GIVEN TASK: Your task is to filter the data below down to the lines holding "text".

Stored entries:
+--

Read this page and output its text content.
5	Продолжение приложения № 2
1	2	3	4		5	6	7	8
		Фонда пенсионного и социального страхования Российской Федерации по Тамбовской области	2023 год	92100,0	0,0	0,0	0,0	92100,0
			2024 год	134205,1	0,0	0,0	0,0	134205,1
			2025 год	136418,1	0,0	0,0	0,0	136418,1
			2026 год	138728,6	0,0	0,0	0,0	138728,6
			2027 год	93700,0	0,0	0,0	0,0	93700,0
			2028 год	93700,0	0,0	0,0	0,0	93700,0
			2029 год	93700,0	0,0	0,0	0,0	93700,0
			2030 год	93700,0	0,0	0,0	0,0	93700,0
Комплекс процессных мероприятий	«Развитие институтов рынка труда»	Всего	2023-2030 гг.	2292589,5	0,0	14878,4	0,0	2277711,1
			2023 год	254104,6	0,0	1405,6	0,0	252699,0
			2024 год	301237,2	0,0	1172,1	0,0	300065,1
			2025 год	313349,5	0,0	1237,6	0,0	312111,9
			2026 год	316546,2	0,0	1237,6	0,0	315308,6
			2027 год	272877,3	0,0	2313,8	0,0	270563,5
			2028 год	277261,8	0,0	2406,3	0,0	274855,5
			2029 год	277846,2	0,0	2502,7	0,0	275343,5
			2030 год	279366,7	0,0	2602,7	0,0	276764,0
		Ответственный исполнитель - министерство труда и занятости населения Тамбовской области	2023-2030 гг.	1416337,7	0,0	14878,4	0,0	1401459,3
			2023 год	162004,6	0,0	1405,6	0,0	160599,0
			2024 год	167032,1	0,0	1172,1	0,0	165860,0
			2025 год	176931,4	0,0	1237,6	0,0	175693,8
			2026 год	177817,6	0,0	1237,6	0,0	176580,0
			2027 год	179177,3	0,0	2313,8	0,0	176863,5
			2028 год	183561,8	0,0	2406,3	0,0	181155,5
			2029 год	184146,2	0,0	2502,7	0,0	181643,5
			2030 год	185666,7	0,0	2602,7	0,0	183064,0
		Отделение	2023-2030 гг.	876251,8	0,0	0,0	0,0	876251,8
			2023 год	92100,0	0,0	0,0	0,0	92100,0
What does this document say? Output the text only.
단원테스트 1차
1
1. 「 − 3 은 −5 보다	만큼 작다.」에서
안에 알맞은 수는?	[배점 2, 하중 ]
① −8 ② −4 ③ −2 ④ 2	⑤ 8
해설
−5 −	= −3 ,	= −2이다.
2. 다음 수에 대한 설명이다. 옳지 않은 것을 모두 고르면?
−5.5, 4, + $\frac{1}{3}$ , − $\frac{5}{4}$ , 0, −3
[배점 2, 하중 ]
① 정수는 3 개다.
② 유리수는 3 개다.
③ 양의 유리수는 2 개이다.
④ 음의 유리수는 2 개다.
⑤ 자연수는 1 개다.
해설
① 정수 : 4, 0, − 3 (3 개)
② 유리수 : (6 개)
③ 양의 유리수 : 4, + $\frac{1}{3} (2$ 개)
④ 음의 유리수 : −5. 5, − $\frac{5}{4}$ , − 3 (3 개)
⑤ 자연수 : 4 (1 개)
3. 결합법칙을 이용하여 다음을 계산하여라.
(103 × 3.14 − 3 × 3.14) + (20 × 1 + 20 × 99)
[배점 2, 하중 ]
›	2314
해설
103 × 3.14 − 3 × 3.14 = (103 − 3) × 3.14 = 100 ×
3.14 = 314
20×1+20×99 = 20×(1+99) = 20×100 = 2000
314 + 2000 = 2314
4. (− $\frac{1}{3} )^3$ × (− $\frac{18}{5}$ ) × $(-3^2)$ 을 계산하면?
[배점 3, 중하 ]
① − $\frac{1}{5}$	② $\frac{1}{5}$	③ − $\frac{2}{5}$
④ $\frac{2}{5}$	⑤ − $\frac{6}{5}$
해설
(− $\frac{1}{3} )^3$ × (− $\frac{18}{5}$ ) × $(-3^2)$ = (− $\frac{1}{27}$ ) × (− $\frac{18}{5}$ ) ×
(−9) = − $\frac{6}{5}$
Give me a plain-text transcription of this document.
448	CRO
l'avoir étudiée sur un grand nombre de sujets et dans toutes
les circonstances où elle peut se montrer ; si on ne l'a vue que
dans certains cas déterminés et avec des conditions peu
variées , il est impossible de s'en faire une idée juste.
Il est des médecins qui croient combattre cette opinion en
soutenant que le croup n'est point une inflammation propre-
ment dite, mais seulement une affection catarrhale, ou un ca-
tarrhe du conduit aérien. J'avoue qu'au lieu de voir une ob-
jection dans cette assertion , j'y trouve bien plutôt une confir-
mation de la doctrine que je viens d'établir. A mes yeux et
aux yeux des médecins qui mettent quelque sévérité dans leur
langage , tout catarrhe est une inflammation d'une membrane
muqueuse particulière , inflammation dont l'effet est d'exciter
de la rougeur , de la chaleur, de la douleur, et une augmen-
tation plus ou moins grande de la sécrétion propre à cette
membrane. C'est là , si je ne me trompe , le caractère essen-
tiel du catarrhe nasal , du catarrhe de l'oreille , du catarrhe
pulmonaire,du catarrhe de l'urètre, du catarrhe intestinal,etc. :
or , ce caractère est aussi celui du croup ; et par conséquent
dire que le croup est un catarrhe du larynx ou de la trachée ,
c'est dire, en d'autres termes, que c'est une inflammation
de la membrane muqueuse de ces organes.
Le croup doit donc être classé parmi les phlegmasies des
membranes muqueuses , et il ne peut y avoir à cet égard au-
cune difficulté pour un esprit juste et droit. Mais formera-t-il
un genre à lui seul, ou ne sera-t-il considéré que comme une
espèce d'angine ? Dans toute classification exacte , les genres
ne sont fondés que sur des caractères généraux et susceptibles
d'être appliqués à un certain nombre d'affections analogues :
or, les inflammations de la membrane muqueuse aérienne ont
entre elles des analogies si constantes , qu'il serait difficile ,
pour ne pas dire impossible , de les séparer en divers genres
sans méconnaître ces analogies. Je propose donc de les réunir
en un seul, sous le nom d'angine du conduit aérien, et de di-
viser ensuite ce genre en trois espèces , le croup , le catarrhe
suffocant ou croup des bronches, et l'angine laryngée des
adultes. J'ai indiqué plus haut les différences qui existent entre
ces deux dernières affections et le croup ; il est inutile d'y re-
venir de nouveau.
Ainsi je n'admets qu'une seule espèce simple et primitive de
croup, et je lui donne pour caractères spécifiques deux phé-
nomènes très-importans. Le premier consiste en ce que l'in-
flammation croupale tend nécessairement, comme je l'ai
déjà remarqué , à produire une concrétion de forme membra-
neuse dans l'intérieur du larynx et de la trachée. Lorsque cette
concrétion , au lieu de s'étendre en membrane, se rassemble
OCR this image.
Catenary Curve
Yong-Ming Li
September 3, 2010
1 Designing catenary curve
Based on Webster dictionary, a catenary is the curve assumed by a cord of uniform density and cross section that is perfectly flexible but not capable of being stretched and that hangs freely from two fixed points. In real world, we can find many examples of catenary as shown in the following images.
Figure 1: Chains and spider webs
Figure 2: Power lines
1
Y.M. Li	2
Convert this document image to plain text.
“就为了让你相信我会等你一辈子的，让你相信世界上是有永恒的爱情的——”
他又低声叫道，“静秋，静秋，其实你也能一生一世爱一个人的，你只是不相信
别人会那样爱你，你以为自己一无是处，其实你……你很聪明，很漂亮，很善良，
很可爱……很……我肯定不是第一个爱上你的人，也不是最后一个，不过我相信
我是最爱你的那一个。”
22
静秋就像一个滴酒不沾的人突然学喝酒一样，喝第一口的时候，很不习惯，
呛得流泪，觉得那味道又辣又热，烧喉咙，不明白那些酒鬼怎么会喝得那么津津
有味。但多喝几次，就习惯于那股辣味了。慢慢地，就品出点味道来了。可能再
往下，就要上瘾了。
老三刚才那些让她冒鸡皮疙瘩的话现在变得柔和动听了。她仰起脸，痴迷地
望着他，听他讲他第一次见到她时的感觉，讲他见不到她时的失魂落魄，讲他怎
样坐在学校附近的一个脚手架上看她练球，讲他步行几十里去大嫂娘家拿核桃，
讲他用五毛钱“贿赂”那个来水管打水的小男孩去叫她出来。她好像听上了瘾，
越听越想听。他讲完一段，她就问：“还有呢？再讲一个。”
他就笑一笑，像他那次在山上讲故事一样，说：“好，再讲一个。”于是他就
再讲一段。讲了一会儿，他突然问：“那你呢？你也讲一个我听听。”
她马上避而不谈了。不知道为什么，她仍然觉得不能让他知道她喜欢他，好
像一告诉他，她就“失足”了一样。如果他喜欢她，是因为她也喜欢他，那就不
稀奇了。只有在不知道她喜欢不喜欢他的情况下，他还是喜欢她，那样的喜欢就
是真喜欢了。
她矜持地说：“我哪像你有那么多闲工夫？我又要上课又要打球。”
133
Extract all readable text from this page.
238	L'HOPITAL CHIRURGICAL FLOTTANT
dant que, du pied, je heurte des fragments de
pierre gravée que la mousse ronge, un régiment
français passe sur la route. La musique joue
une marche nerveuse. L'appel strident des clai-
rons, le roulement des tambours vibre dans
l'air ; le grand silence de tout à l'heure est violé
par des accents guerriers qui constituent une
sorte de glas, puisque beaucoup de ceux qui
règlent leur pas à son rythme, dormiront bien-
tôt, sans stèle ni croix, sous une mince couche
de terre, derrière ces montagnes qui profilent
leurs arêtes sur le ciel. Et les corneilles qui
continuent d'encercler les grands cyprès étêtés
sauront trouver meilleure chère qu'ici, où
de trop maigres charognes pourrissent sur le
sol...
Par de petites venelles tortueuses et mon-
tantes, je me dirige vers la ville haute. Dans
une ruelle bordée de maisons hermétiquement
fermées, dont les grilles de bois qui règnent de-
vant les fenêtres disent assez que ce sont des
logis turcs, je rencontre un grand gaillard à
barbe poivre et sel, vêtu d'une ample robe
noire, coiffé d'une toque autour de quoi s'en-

+--

THE OUTPUT:
Read this page and output its text content.
What does this document say? Output the text only.
Give me a plain-text transcription of this document.
Convert this document image to plain text.
Extract all readable text from this page.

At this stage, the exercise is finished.